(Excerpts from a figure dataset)
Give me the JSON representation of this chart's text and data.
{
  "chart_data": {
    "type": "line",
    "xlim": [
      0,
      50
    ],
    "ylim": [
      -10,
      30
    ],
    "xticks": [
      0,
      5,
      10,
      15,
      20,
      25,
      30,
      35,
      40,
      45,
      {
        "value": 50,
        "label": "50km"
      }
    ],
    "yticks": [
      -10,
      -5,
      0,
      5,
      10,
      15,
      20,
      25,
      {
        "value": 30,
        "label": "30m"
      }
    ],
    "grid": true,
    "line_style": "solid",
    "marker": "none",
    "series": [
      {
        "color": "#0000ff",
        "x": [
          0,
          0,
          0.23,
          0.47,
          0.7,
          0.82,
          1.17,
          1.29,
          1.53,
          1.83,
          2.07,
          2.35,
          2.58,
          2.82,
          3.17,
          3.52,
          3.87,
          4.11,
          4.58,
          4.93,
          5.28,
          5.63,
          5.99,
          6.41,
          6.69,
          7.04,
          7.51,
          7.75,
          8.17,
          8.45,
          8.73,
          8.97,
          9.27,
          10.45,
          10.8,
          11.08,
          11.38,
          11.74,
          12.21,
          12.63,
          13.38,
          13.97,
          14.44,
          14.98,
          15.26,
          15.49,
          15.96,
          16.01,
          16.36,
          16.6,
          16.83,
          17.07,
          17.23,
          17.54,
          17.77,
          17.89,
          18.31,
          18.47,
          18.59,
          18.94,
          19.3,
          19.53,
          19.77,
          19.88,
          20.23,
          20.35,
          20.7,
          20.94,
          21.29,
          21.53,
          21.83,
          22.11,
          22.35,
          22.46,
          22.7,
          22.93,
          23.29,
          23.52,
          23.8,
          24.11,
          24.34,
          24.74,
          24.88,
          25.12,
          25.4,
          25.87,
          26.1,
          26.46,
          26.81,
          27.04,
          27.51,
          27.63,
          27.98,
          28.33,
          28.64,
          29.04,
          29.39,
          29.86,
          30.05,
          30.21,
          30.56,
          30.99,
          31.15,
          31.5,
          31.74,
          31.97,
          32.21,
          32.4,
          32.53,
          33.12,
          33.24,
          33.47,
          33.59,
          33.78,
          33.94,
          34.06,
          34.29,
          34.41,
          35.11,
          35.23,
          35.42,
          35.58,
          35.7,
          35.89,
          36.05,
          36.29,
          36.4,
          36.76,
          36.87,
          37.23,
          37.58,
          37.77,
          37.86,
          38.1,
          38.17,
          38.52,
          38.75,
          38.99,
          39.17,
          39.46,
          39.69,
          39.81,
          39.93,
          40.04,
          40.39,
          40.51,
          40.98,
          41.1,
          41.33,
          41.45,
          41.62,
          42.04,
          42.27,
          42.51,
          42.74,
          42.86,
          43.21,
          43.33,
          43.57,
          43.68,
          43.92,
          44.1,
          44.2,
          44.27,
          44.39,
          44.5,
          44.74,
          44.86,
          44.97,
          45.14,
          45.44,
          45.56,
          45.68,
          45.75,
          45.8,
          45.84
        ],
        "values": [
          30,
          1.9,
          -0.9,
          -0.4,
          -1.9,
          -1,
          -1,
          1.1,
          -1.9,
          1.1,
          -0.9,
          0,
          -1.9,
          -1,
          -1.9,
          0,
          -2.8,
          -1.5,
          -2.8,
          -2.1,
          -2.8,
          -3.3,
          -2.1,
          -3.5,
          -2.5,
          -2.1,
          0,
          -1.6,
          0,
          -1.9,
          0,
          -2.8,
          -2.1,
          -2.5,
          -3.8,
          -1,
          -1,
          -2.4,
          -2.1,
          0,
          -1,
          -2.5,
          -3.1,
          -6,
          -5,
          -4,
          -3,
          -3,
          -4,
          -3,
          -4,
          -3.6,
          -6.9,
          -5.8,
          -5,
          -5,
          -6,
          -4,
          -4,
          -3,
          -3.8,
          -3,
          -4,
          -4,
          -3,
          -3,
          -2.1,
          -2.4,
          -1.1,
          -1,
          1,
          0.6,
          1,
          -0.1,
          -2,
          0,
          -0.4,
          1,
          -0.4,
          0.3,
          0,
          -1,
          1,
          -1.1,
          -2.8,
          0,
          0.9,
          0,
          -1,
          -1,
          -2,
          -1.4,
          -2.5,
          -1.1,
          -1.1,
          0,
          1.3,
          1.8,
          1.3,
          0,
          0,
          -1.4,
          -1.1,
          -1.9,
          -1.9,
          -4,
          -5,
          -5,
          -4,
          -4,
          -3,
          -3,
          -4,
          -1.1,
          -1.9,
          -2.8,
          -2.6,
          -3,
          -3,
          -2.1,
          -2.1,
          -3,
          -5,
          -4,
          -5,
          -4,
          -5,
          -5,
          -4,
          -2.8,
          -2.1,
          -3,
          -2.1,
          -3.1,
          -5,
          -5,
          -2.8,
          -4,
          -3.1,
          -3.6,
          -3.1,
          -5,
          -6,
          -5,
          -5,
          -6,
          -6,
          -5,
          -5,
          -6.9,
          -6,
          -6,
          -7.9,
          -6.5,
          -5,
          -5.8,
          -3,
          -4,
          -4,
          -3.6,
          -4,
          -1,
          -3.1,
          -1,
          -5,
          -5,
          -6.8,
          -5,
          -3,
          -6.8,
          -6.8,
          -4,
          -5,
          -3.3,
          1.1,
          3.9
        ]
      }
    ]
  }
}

__What this task involves__
Copy out the whole listing, exactly as written.

__Final result__
Give me the JSON representation of this chart's text and data.
{
  "chart_data": {
    "type": "line",
    "xlim": [
      0,
      50
    ],
    "ylim": [
      -10,
      30
    ],
    "xticks": [
      0,
      5,
      10,
      15,
      20,
      25,
      30,
      35,
      40,
      45,
      {
        "value": 50,
        "label": "50km"
      }
    ],
    "yticks": [
      -10,
      -5,
      0,
      5,
      10,
      15,
      20,
      25,
      {
        "value": 30,
        "label": "30m"
      }
    ],
    "grid": true,
    "line_style": "solid",
    "marker": "none",
    "series": [
      {
        "color": "#0000ff",
        "x": [
          0,
          0,
          0.23,
          0.47,
          0.7,
          0.82,
          1.17,
          1.29,
          1.53,
          1.83,
          2.07,
          2.35,
          2.58,
          2.82,
          3.17,
          3.52,
          3.87,
          4.11,
          4.58,
          4.93,
          5.28,
          5.63,
          5.99,
          6.41,
          6.69,
          7.04,
          7.51,
          7.75,
          8.17,
          8.45,
          8.73,
          8.97,
          9.27,
          10.45,
          10.8,
          11.08,
          11.38,
          11.74,
          12.21,
          12.63,
          13.38,
          13.97,
          14.44,
          14.98,
          15.26,
          15.49,
          15.96,
          16.01,
          16.36,
          16.6,
          16.83,
          17.07,
          17.23,
          17.54,
          17.77,
          17.89,
          18.31,
          18.47,
          18.59,
          18.94,
          19.3,
          19.53,
          19.77,
          19.88,
          20.23,
          20.35,
          20.7,
          20.94,
          21.29,
          21.53,
          21.83,
          22.11,
          22.35,
          22.46,
          22.7,
          22.93,
          23.29,
          23.52,
          23.8,
          24.11,
          24.34,
          24.74,
          24.88,
          25.12,
          25.4,
          25.87,
          26.1,
          26.46,
          26.81,
          27.04,
          27.51,
          27.63,
          27.98,
          28.33,
          28.64,
          29.04,
          29.39,
          29.86,
          30.05,
          30.21,
          30.56,
          30.99,
          31.15,
          31.5,
          31.74,
          31.97,
          32.21,
          32.4,
          32.53,
          33.12,
          33.24,
          33.47,
          33.59,
          33.78,
          33.94,
          34.06,
          34.29,
          34.41,
          35.11,
          35.23,
          35.42,
          35.58,
          35.7,
          35.89,
          36.05,
          36.29,
          36.4,
          36.76,
          36.87,
          37.23,
          37.58,
          37.77,
          37.86,
          38.1,
          38.17,
          38.52,
          38.75,
          38.99,
          39.17,
          39.46,
          39.69,
          39.81,
          39.93,
          40.04,
          40.39,
          40.51,
          40.98,
          41.1,
          41.33,
          41.45,
          41.62,
          42.04,
          42.27,
          42.51,
          42.74,
          42.86,
          43.21,
          43.33,
          43.57,
          43.68,
          43.92,
          44.1,
          44.2,
          44.27,
          44.39,
          44.5,
          44.74,
          44.86,
          44.97,
          45.14,
          45.44,
          45.56,
          45.68,
          45.75,
          45.8,
          45.84
        ],
        "values": [
          30,
          1.9,
          -0.9,
          -0.4,
          -1.9,
          -1,
          -1,
          1.1,
          -1.9,
          1.1,
          -0.9,
          0,
          -1.9,
          -1,
          -1.9,
          0,
          -2.8,
          -1.5,
          -2.8,
          -2.1,
          -2.8,
          -3.3,
          -2.1,
          -3.5,
          -2.5,
          -2.1,
          0,
          -1.6,
          0,
          -1.9,
          0,
          -2.8,
          -2.1,
          -2.5,
          -3.8,
          -1,
          -1,
          -2.4,
          -2.1,
          0,
          -1,
          -2.5,
          -3.1,
          -6,
          -5,
          -4,
          -3,
          -3,
          -4,
          -3,
          -4,
          -3.6,
          -6.9,
          -5.8,
          -5,
          -5,
          -6,
          -4,
          -4,
          -3,
          -3.8,
          -3,
          -4,
          -4,
          -3,
          -3,
          -2.1,
          -2.4,
          -1.1,
          -1,
          1,
          0.6,
          1,
          -0.1,
          -2,
          0,
          -0.4,
          1,
          -0.4,
          0.3,
          0,
          -1,
          1,
          -1.1,
          -2.8,
          0,
          0.9,
          0,
          -1,
          -1,
          -2,
          -1.4,
          -2.5,
          -1.1,
          -1.1,
          0,
          1.3,
          1.8,
          1.3,
          0,
          0,
          -1.4,
          -1.1,
          -1.9,
          -1.9,
          -4,
          -5,
          -5,
          -4,
          -4,
          -3,
          -3,
          -4,
          -1.1,
          -1.9,
          -2.8,
          -2.6,
          -3,
          -3,
          -2.1,
          -2.1,
          -3,
          -5,
          -4,
          -5,
          -4,
          -5,
          -5,
          -4,
          -2.8,
          -2.1,
          -3,
          -2.1,
          -3.1,
          -5,
          -5,
          -2.8,
          -4,
          -3.1,
          -3.6,
          -3.1,
          -5,
          -6,
          -5,
          -5,
          -6,
          -6,
          -5,
          -5,
          -6.9,
          -6,
          -6,
          -7.9,
          -6.5,
          -5,
          -5.8,
          -3,
          -4,
          -4,
          -3.6,
          -4,
          -1,
          -3.1,
          -1,
          -5,
          -5,
          -6.8,
          -5,
          -3,
          -6.8,
          -6.8,
          -4,
          -5,
          -3.3,
          1.1,
          3.9
        ]
      }
    ]
  }
}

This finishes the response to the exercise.